*Your goal*
Show each line of the data below that has the string "name" in it.

*Dataset excerpts*
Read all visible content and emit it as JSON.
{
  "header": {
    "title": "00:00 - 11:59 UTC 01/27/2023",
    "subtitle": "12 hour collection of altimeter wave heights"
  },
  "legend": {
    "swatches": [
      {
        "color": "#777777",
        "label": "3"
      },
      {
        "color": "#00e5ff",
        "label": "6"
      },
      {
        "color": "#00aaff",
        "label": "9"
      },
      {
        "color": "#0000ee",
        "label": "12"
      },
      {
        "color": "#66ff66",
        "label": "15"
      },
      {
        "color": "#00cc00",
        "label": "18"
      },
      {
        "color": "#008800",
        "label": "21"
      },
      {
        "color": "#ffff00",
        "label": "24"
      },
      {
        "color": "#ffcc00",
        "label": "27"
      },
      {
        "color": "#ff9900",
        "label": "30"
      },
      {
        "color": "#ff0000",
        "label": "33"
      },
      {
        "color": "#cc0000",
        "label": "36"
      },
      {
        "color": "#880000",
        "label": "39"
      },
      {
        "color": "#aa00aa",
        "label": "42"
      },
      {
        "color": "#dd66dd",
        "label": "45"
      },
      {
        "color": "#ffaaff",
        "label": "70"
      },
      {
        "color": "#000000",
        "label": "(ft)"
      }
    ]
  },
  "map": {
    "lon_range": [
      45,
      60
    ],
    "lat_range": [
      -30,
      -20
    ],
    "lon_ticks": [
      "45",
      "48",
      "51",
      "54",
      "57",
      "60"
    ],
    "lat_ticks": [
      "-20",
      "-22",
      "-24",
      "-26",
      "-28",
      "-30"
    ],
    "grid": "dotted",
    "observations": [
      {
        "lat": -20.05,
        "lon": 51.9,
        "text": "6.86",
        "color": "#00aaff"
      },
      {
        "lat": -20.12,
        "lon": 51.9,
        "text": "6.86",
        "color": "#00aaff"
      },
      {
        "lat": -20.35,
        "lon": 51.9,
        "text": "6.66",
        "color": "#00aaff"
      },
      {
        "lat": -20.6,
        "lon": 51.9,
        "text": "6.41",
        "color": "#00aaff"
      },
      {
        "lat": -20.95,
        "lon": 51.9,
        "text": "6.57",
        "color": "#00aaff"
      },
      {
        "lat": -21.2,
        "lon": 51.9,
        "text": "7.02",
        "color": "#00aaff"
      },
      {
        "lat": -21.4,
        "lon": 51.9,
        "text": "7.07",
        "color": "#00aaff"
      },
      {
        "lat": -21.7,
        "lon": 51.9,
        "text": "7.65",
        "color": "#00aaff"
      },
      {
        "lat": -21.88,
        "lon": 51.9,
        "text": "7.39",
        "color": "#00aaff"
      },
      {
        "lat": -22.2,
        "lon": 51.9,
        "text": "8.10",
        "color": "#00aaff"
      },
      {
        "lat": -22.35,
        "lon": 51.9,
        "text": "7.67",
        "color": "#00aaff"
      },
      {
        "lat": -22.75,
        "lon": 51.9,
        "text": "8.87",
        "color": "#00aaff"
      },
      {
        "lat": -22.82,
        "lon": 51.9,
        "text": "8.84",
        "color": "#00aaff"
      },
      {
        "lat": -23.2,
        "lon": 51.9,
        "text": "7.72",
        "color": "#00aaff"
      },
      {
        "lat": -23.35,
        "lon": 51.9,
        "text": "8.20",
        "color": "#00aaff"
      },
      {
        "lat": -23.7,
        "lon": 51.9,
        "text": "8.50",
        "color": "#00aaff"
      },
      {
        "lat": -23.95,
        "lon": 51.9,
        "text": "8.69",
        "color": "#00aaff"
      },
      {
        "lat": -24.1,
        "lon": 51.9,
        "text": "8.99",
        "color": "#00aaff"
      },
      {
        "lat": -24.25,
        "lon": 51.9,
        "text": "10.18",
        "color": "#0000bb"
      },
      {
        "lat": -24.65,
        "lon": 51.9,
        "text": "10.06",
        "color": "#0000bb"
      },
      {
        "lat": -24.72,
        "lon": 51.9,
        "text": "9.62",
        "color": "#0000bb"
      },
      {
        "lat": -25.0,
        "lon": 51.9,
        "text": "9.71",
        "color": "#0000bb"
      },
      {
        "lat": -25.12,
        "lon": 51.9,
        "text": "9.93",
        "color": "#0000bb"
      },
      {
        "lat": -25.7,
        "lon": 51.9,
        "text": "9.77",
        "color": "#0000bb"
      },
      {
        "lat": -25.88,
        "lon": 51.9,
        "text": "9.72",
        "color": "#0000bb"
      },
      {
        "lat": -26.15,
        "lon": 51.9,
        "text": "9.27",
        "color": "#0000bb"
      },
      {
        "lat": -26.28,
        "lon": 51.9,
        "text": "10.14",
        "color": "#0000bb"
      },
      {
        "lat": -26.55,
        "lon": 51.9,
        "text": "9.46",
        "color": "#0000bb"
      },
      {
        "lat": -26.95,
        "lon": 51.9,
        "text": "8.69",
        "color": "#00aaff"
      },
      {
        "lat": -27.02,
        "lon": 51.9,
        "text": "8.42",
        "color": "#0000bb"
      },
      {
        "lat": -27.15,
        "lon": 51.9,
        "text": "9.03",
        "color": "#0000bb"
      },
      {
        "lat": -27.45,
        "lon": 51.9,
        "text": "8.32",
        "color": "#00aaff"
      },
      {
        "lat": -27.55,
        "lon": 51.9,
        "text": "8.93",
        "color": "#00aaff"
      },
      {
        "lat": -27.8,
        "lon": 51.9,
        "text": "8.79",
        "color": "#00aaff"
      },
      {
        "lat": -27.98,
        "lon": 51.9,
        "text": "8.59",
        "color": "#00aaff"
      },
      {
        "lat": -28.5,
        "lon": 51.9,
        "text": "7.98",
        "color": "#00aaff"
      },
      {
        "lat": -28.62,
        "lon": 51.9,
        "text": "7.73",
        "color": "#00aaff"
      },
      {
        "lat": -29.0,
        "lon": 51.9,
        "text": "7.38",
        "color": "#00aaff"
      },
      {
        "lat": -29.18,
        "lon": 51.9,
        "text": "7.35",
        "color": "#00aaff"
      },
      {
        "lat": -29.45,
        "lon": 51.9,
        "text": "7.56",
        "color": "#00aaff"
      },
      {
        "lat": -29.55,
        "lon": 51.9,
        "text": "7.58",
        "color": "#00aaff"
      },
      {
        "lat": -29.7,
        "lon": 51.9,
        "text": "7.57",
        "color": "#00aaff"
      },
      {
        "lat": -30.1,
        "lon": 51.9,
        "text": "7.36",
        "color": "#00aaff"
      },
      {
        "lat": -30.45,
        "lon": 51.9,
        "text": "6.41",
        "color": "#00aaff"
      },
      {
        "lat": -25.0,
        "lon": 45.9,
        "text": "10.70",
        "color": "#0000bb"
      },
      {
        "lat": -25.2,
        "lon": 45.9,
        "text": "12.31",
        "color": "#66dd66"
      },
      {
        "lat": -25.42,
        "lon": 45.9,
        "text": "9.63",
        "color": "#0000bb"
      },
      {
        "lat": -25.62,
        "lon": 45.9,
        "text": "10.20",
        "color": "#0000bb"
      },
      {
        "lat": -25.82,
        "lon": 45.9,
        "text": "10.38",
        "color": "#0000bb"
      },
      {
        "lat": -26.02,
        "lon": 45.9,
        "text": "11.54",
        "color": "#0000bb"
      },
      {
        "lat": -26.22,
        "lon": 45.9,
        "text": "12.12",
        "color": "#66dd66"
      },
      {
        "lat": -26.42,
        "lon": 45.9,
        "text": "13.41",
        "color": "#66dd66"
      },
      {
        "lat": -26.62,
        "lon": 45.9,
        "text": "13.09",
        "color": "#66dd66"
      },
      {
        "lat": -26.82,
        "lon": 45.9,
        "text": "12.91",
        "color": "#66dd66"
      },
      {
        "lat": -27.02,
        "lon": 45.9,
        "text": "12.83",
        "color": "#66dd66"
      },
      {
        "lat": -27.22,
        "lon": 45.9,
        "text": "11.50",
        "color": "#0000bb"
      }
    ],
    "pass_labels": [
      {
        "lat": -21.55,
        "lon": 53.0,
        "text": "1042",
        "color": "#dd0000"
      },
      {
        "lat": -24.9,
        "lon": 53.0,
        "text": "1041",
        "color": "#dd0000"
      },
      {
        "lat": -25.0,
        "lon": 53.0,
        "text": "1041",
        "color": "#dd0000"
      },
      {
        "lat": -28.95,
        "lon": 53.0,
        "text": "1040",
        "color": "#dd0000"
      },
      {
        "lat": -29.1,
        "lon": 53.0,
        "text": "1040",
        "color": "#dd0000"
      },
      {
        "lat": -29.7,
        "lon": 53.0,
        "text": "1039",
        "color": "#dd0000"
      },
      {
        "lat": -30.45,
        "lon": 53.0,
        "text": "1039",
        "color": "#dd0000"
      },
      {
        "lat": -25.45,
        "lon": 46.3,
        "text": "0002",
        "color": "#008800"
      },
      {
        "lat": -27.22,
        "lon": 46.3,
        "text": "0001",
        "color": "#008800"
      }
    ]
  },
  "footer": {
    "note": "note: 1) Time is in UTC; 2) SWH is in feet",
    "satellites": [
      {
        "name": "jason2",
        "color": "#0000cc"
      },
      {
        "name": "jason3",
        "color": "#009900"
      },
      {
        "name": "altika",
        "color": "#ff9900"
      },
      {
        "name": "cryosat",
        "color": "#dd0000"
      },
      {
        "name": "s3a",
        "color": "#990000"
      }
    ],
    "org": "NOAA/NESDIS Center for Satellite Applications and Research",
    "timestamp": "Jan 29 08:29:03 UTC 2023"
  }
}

*Reply to the exercise*
        "name": "jason2",
        "name": "jason3",
        "name": "altika",
        "name": "cryosat",
        "name": "s3a",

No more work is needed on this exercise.